• Reading passage:
═══
I trying to use lumen for the first time to create a restful backend service.
I'm used to working with laravel but with lumen I'm already stuck at the autentication. I can't find any tutorials on this.
I'm not even sure if my logic is secure for this. Bassically I receive a post request which contains an email and a password, then I want to check if the details are correct etc and authenticate the user.
I feel like I'm missing something, is this something that lumes comes with standard or will I need to rewrite the Auth service
It seems to be in the documentation you linked.
$this->app['auth']->viaRequest('api', function ($request) {
// Return User or null...
});
The Request
class is passed in to this function. You would need to grab the email and password out of it $request->get('email')
and request->get('password')
, check to make sure they are valid.
I'm not sure of the best way to do this with Lumen or how much is available so to make it easy, you could just do something like the following...
$this->app['auth']->viaRequest('api', function ($request) {
$email = $request->get('email');
$password = $request->get('password');
$user = \DB::table('users')->where('email', $email)->first();
// Invalid Email
if ($user === null) {
return null;
}
// Check if password matches
if ( \Hash::check($user->password, $password) ) {
return $user;
}
// Invalid password
return null;
});
Keep in mind Lumen does not support session state you would need to pass in the email and password for every request. However, once it's setup, all you need to do in Lumen is use Auth::user()
═══
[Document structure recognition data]
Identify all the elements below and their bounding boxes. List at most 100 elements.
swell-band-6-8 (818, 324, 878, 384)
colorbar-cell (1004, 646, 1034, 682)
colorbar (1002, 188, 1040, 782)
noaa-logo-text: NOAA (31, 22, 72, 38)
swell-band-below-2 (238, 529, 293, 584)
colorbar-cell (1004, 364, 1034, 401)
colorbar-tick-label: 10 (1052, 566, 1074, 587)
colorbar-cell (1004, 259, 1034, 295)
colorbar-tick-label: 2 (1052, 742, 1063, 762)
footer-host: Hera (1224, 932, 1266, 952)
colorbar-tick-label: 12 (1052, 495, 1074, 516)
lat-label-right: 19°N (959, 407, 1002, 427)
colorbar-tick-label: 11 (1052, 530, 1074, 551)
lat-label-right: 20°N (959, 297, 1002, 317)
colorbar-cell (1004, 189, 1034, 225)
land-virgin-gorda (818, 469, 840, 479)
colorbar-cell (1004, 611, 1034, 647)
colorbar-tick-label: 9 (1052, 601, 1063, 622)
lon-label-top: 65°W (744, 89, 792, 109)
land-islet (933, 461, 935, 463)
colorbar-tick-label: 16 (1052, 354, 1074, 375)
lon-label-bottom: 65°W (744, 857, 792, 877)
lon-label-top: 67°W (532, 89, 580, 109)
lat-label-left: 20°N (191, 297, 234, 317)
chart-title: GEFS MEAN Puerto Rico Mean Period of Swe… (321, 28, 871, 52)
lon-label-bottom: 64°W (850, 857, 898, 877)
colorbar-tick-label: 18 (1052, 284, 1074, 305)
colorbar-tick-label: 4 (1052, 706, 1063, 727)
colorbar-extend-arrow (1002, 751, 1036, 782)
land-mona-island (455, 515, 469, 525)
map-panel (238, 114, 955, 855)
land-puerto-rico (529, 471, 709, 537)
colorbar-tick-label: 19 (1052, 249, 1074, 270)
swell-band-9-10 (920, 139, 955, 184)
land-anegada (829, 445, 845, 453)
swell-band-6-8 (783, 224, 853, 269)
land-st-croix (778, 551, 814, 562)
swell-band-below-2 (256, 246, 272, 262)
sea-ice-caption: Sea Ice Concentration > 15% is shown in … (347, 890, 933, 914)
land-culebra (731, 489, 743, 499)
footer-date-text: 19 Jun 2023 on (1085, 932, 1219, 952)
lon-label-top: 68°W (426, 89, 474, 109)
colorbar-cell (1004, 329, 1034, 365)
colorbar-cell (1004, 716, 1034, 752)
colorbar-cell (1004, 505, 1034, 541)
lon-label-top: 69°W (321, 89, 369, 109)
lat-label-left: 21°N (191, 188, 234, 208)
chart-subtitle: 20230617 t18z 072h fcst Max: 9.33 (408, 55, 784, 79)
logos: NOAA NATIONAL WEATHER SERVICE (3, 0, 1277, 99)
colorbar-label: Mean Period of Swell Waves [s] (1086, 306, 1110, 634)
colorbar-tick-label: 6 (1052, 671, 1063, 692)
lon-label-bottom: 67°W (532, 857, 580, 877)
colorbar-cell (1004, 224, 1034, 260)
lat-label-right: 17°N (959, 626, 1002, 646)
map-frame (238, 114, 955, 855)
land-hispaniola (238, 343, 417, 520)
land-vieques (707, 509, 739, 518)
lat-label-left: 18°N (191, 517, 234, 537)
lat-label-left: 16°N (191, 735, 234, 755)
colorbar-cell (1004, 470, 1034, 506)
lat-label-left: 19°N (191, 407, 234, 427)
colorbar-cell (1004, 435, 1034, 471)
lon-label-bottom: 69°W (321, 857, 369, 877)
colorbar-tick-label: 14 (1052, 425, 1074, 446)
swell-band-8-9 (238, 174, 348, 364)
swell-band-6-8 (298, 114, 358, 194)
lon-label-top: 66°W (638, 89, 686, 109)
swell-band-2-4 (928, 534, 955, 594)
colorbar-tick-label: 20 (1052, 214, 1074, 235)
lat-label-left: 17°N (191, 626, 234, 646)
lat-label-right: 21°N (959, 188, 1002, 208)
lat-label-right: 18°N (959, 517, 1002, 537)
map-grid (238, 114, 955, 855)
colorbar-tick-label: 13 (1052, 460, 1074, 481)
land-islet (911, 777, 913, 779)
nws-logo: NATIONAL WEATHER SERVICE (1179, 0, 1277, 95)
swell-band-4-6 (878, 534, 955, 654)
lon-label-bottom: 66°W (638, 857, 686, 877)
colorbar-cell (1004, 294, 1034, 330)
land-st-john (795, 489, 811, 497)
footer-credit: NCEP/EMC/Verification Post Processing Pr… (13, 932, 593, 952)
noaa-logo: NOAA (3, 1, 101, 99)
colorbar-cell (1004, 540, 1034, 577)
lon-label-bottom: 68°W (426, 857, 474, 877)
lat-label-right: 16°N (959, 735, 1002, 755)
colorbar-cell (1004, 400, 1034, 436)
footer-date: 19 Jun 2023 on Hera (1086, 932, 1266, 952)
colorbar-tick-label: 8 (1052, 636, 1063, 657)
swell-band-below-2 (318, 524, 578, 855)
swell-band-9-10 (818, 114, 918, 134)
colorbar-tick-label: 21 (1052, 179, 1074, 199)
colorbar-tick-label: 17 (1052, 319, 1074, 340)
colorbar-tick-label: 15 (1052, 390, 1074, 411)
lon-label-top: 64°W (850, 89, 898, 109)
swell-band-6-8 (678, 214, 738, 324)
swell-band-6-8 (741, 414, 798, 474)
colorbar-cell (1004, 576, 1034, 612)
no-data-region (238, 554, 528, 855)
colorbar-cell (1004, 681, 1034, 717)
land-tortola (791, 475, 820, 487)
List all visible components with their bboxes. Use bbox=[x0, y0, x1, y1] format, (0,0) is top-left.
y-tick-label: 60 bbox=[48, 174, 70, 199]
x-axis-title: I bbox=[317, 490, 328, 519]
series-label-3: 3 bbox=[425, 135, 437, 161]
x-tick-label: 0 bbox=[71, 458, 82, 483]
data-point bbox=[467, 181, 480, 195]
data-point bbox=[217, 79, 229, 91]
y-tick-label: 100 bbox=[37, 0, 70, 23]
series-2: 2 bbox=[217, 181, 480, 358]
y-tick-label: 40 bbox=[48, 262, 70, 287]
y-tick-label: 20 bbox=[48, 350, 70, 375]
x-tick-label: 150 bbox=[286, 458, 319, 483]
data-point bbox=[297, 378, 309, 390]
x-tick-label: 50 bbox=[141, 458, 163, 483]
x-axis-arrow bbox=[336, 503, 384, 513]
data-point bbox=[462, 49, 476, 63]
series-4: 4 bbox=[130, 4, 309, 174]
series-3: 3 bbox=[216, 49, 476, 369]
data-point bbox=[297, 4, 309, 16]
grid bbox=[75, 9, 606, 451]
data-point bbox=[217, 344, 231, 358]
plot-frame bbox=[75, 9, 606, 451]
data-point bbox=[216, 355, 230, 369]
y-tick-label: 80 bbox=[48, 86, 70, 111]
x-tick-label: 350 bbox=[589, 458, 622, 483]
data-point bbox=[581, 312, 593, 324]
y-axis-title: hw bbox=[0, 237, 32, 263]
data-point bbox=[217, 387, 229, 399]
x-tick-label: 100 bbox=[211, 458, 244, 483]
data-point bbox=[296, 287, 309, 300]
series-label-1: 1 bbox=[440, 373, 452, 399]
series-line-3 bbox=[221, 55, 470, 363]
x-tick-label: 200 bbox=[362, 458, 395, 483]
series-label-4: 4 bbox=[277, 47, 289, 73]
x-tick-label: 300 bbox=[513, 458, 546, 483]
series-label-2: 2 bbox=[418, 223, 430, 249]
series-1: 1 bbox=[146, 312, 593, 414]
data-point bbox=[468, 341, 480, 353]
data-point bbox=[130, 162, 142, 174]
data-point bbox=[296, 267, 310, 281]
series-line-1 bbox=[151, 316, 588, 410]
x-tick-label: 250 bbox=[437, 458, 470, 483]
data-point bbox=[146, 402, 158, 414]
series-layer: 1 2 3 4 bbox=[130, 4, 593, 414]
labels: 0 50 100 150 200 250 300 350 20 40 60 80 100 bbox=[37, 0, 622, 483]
═══
• Task list:
1) According to the Lumen authentication discussion, what kind of state does Lumen not support?
2) In the Lumen authentication discussion, list every comment line in the code sample that assigns the variables $email and $password.
The records have no connection to the text.

• Solved problems:
1) Session state.

2)
// Invalid Email
// Check if password matches
// Invalid password